** REQUEST **
Single out the lines of the material that contain "бюджетным" and copy them.

** DATA LISTING **
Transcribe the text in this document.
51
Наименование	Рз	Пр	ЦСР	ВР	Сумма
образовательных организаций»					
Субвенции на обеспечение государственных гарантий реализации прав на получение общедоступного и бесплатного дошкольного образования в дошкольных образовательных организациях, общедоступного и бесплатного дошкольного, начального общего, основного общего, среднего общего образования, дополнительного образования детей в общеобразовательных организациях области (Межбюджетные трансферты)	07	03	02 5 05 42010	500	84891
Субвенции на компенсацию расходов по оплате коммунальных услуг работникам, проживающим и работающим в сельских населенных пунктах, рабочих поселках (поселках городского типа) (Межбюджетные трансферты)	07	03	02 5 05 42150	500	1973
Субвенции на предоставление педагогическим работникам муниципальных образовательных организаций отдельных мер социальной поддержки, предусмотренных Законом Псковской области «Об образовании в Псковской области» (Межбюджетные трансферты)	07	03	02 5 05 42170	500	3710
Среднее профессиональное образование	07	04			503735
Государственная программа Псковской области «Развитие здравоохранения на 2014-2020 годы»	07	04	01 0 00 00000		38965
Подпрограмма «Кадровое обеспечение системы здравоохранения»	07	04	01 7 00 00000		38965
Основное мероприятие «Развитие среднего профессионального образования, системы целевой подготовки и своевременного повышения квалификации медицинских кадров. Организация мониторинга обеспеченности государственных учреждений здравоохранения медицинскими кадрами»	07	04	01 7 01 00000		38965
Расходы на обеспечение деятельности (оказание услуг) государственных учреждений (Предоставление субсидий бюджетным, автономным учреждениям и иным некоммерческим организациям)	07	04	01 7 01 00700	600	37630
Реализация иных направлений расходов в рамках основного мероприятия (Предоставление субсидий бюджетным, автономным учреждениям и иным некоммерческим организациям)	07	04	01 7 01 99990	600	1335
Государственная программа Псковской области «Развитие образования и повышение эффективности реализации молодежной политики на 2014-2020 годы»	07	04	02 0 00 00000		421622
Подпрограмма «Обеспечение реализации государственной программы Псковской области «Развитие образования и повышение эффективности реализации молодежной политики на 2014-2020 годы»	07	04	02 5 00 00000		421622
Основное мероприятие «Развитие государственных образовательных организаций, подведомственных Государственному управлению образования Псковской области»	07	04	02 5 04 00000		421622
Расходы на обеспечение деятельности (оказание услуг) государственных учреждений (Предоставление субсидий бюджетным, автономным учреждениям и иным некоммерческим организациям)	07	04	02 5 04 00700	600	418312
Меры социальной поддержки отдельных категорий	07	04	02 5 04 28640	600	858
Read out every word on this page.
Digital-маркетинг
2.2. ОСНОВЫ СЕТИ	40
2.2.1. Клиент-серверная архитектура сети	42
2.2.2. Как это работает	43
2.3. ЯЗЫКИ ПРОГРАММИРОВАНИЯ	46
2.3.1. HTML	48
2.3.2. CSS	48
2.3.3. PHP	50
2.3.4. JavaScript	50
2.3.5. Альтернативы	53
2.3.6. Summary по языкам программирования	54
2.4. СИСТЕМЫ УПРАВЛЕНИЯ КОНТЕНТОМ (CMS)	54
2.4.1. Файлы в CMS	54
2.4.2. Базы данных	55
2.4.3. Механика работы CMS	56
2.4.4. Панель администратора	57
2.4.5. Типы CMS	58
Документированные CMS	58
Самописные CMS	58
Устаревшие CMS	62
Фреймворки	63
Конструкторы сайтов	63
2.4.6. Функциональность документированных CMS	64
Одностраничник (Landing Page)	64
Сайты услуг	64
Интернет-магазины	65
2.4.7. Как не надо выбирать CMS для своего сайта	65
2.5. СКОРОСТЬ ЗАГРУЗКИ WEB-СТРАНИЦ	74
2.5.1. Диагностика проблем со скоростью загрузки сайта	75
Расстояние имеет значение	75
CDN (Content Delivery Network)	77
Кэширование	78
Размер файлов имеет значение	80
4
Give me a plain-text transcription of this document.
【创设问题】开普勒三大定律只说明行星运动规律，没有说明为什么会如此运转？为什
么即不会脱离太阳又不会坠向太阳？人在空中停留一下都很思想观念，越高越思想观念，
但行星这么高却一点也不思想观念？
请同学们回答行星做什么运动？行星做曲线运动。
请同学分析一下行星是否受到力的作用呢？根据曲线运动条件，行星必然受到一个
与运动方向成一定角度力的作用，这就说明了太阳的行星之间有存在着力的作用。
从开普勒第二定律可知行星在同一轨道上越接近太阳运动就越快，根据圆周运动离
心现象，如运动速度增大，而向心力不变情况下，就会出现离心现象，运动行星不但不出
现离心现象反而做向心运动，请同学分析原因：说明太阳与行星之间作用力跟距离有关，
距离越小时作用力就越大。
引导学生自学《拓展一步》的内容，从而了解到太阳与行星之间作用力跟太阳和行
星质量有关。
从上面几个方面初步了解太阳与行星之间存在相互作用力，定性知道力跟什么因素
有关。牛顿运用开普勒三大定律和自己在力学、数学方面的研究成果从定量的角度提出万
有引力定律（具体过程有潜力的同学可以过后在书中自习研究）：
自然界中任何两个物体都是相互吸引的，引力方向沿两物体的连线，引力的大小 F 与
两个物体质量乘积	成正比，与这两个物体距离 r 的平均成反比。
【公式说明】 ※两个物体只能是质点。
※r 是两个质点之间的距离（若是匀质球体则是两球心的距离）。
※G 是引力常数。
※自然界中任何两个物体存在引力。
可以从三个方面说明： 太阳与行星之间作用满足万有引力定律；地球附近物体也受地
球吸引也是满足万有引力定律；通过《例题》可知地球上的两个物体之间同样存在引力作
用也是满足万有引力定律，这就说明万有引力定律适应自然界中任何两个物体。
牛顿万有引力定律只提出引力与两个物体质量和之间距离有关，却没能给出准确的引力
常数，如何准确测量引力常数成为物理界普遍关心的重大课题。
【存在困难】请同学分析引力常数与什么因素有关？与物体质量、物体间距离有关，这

** COMPLETED EXERCISE **
Расходы на обеспечение деятельности (оказание услуг) государственных учреждений (Предоставление субсидий бюджетным, автономным учреждениям и иным некоммерческим организациям)	07	04	01 7 01 00700	600	37630
Реализация иных направлений расходов в рамках основного мероприятия (Предоставление субсидий бюджетным, автономным учреждениям и иным некоммерческим организациям)	07	04	01 7 01 99990	600	1335
Расходы на обеспечение деятельности (оказание услуг) государственных учреждений (Предоставление субсидий бюджетным, автономным учреждениям и иным некоммерческим организациям)	07	04	02 5 04 00700	600	418312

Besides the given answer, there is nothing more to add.